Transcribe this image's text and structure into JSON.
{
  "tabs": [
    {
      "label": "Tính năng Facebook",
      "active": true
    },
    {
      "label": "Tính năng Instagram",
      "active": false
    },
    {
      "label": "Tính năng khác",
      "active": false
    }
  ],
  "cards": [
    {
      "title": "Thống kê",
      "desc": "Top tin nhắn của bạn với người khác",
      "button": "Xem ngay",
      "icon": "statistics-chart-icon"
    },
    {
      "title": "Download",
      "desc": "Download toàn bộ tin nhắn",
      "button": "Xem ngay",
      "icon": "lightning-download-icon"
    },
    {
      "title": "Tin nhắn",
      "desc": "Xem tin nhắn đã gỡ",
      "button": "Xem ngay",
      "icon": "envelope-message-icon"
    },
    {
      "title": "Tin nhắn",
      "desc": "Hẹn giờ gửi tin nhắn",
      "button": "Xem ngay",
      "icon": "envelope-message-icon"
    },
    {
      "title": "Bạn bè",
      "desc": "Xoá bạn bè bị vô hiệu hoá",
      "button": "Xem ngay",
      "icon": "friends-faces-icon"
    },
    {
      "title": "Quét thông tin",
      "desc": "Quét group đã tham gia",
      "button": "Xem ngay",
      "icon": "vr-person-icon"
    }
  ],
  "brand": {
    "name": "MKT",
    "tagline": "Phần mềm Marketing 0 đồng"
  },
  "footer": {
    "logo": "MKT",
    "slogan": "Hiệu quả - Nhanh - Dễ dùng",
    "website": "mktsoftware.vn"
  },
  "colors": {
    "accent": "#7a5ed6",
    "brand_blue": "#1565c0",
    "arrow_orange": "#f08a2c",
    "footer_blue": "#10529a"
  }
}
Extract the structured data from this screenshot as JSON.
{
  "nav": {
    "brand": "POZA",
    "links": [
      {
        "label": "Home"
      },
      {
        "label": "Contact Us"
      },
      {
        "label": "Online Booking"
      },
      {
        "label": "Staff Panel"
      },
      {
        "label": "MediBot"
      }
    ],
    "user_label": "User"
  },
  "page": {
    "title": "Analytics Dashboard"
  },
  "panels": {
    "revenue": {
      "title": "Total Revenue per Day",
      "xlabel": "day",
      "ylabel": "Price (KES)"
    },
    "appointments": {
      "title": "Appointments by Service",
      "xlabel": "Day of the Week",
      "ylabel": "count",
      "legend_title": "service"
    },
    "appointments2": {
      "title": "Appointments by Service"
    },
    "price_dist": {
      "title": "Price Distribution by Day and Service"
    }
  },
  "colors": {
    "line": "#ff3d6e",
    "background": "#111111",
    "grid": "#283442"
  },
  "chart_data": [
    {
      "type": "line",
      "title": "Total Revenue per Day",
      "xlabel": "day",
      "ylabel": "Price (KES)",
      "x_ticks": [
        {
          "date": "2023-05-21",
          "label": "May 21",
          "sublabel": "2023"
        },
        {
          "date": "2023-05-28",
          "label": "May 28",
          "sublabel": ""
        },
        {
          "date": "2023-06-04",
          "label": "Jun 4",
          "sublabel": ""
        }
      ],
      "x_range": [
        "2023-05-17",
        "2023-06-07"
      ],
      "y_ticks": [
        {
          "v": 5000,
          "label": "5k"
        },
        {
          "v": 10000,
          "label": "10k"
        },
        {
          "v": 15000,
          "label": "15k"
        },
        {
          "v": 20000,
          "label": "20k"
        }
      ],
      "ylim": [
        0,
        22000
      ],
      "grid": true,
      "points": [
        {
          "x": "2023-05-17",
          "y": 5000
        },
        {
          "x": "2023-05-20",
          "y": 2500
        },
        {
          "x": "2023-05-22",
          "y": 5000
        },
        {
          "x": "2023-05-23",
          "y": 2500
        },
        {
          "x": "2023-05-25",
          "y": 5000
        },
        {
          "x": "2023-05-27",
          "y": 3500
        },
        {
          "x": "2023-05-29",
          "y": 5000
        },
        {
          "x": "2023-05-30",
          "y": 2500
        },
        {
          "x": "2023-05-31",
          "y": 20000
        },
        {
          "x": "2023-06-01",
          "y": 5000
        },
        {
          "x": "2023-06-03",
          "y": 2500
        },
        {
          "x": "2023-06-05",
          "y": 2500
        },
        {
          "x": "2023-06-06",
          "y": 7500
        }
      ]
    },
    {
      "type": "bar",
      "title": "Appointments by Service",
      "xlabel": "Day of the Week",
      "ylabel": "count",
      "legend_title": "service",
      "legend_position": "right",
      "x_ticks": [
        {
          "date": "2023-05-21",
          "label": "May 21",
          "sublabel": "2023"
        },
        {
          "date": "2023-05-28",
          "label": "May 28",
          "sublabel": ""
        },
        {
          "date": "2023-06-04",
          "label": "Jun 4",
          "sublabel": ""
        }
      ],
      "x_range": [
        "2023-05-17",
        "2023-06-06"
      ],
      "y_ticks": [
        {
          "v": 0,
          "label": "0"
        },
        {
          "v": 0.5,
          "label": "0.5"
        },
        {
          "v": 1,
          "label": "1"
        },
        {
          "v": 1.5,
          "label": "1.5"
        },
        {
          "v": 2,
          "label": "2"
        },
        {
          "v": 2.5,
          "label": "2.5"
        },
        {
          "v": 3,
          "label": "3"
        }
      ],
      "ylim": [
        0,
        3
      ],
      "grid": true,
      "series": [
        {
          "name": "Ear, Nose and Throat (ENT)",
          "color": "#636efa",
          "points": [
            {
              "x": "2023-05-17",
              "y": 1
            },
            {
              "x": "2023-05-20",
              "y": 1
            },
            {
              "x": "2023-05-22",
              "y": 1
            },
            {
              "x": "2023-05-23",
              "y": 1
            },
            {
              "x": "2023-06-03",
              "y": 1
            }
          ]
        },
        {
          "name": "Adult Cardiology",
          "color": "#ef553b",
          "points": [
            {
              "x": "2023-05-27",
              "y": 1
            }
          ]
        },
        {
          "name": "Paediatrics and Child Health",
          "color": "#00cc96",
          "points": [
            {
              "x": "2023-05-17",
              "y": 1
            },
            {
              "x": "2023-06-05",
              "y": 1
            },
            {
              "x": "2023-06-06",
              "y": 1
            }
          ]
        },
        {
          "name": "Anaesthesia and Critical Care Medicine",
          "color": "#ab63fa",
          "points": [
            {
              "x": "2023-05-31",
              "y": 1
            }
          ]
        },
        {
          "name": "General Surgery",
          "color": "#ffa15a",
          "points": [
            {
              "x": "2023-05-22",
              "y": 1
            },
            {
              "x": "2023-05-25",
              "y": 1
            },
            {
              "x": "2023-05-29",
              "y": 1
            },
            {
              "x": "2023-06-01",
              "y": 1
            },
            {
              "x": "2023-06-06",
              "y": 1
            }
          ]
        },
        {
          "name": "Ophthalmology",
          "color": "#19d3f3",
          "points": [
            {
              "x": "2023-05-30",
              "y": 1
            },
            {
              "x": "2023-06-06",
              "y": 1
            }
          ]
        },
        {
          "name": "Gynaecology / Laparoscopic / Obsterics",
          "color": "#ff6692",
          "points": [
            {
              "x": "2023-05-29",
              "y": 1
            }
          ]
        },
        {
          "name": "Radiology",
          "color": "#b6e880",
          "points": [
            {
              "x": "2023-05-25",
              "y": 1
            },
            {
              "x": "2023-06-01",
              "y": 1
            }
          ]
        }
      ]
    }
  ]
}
────────────────────────────────────────
* WRITTEN EXERCISE: Output the listing above exactly as it appears.

* FULL OUTPUT:
Transcribe this image's text and structure into JSON.
{
  "tabs": [
    {
      "label": "Tính năng Facebook",
      "active": true
    },
    {
      "label": "Tính năng Instagram",
      "active": false
    },
    {
      "label": "Tính năng khác",
      "active": false
    }
  ],
  "cards": [
    {
      "title": "Thống kê",
      "desc": "Top tin nhắn của bạn với người khác",
      "button": "Xem ngay",
      "icon": "statistics-chart-icon"
    },
    {
      "title": "Download",
      "desc": "Download toàn bộ tin nhắn",
      "button": "Xem ngay",
      "icon": "lightning-download-icon"
    },
    {
      "title": "Tin nhắn",
      "desc": "Xem tin nhắn đã gỡ",
      "button": "Xem ngay",
      "icon": "envelope-message-icon"
    },
    {
      "title": "Tin nhắn",
      "desc": "Hẹn giờ gửi tin nhắn",
      "button": "Xem ngay",
      "icon": "envelope-message-icon"
    },
    {
      "title": "Bạn bè",
      "desc": "Xoá bạn bè bị vô hiệu hoá",
      "button": "Xem ngay",
      "icon": "friends-faces-icon"
    },
    {
      "title": "Quét thông tin",
      "desc": "Quét group đã tham gia",
      "button": "Xem ngay",
      "icon": "vr-person-icon"
    }
  ],
  "brand": {
    "name": "MKT",
    "tagline": "Phần mềm Marketing 0 đồng"
  },
  "footer": {
    "logo": "MKT",
    "slogan": "Hiệu quả - Nhanh - Dễ dùng",
    "website": "mktsoftware.vn"
  },
  "colors": {
    "accent": "#7a5ed6",
    "brand_blue": "#1565c0",
    "arrow_orange": "#f08a2c",
    "footer_blue": "#10529a"
  }
}
Extract the structured data from this screenshot as JSON.
{
  "nav": {
    "brand": "POZA",
    "links": [
      {
        "label": "Home"
      },
      {
        "label": "Contact Us"
      },
      {
        "label": "Online Booking"
      },
      {
        "label": "Staff Panel"
      },
      {
        "label": "MediBot"
      }
    ],
    "user_label": "User"
  },
  "page": {
    "title": "Analytics Dashboard"
  },
  "panels": {
    "revenue": {
      "title": "Total Revenue per Day",
      "xlabel": "day",
      "ylabel": "Price (KES)"
    },
    "appointments": {
      "title": "Appointments by Service",
      "xlabel": "Day of the Week",
      "ylabel": "count",
      "legend_title": "service"
    },
    "appointments2": {
      "title": "Appointments by Service"
    },
    "price_dist": {
      "title": "Price Distribution by Day and Service"
    }
  },
  "colors": {
    "line": "#ff3d6e",
    "background": "#111111",
    "grid": "#283442"
  },
  "chart_data": [
    {
      "type": "line",
      "title": "Total Revenue per Day",
      "xlabel": "day",
      "ylabel": "Price (KES)",
      "x_ticks": [
        {
          "date": "2023-05-21",
          "label": "May 21",
          "sublabel": "2023"
        },
        {
          "date": "2023-05-28",
          "label": "May 28",
          "sublabel": ""
        },
        {
          "date": "2023-06-04",
          "label": "Jun 4",
          "sublabel": ""
        }
      ],
      "x_range": [
        "2023-05-17",
        "2023-06-07"
      ],
      "y_ticks": [
        {
          "v": 5000,
          "label": "5k"
        },
        {
          "v": 10000,
          "label": "10k"
        },
        {
          "v": 15000,
          "label": "15k"
        },
        {
          "v": 20000,
          "label": "20k"
        }
      ],
      "ylim": [
        0,
        22000
      ],
      "grid": true,
      "points": [
        {
          "x": "2023-05-17",
          "y": 5000
        },
        {
          "x": "2023-05-20",
          "y": 2500
        },
        {
          "x": "2023-05-22",
          "y": 5000
        },
        {
          "x": "2023-05-23",
          "y": 2500
        },
        {
          "x": "2023-05-25",
          "y": 5000
        },
        {
          "x": "2023-05-27",
          "y": 3500
        },
        {
          "x": "2023-05-29",
          "y": 5000
        },
        {
          "x": "2023-05-30",
          "y": 2500
        },
        {
          "x": "2023-05-31",
          "y": 20000
        },
        {
          "x": "2023-06-01",
          "y": 5000
        },
        {
          "x": "2023-06-03",
          "y": 2500
        },
        {
          "x": "2023-06-05",
          "y": 2500
        },
        {
          "x": "2023-06-06",
          "y": 7500
        }
      ]
    },
    {
      "type": "bar",
      "title": "Appointments by Service",
      "xlabel": "Day of the Week",
      "ylabel": "count",
      "legend_title": "service",
      "legend_position": "right",
      "x_ticks": [
        {
          "date": "2023-05-21",
          "label": "May 21",
          "sublabel": "2023"
        },
        {
          "date": "2023-05-28",
          "label": "May 28",
          "sublabel": ""
        },
        {
          "date": "2023-06-04",
          "label": "Jun 4",
          "sublabel": ""
        }
      ],
      "x_range": [
        "2023-05-17",
        "2023-06-06"
      ],
      "y_ticks": [
        {
          "v": 0,
          "label": "0"
        },
        {
          "v": 0.5,
          "label": "0.5"
        },
        {
          "v": 1,
          "label": "1"
        },
        {
          "v": 1.5,
          "label": "1.5"
        },
        {
          "v": 2,
          "label": "2"
        },
        {
          "v": 2.5,
          "label": "2.5"
        },
        {
          "v": 3,
          "label": "3"
        }
      ],
      "ylim": [
        0,
        3
      ],
      "grid": true,
      "series": [
        {
          "name": "Ear, Nose and Throat (ENT)",
          "color": "#636efa",
          "points": [
            {
              "x": "2023-05-17",
              "y": 1
            },
            {
              "x": "2023-05-20",
              "y": 1
            },
            {
              "x": "2023-05-22",
              "y": 1
            },
            {
              "x": "2023-05-23",
              "y": 1
            },
            {
              "x": "2023-06-03",
              "y": 1
            }
          ]
        },
        {
          "name": "Adult Cardiology",
          "color": "#ef553b",
          "points": [
            {
              "x": "2023-05-27",
              "y": 1
            }
          ]
        },
        {
          "name": "Paediatrics and Child Health",
          "color": "#00cc96",
          "points": [
            {
              "x": "2023-05-17",
              "y": 1
            },
            {
              "x": "2023-06-05",
              "y": 1
            },
            {
              "x": "2023-06-06",
              "y": 1
            }
          ]
        },
        {
          "name": "Anaesthesia and Critical Care Medicine",
          "color": "#ab63fa",
          "points": [
            {
              "x": "2023-05-31",
              "y": 1
            }
          ]
        },
        {
          "name": "General Surgery",
          "color": "#ffa15a",
          "points": [
            {
              "x": "2023-05-22",
              "y": 1
            },
            {
              "x": "2023-05-25",
              "y": 1
            },
            {
              "x": "2023-05-29",
              "y": 1
            },
            {
              "x": "2023-06-01",
              "y": 1
            },
            {
              "x": "2023-06-06",
              "y": 1
            }
          ]
        },
        {
          "name": "Ophthalmology",
          "color": "#19d3f3",
          "points": [
            {
              "x": "2023-05-30",
              "y": 1
            },
            {
              "x": "2023-06-06",
              "y": 1
            }
          ]
        },
        {
          "name": "Gynaecology / Laparoscopic / Obsterics",
          "color": "#ff6692",
          "points": [
            {
              "x": "2023-05-29",
              "y": 1
            }
          ]
        },
        {
          "name": "Radiology",
          "color": "#b6e880",
          "points": [
            {
              "x": "2023-05-25",
              "y": 1
            },
            {
              "x": "2023-06-01",
              "y": 1
            }
          ]
        }
      ]
    }
  ]
}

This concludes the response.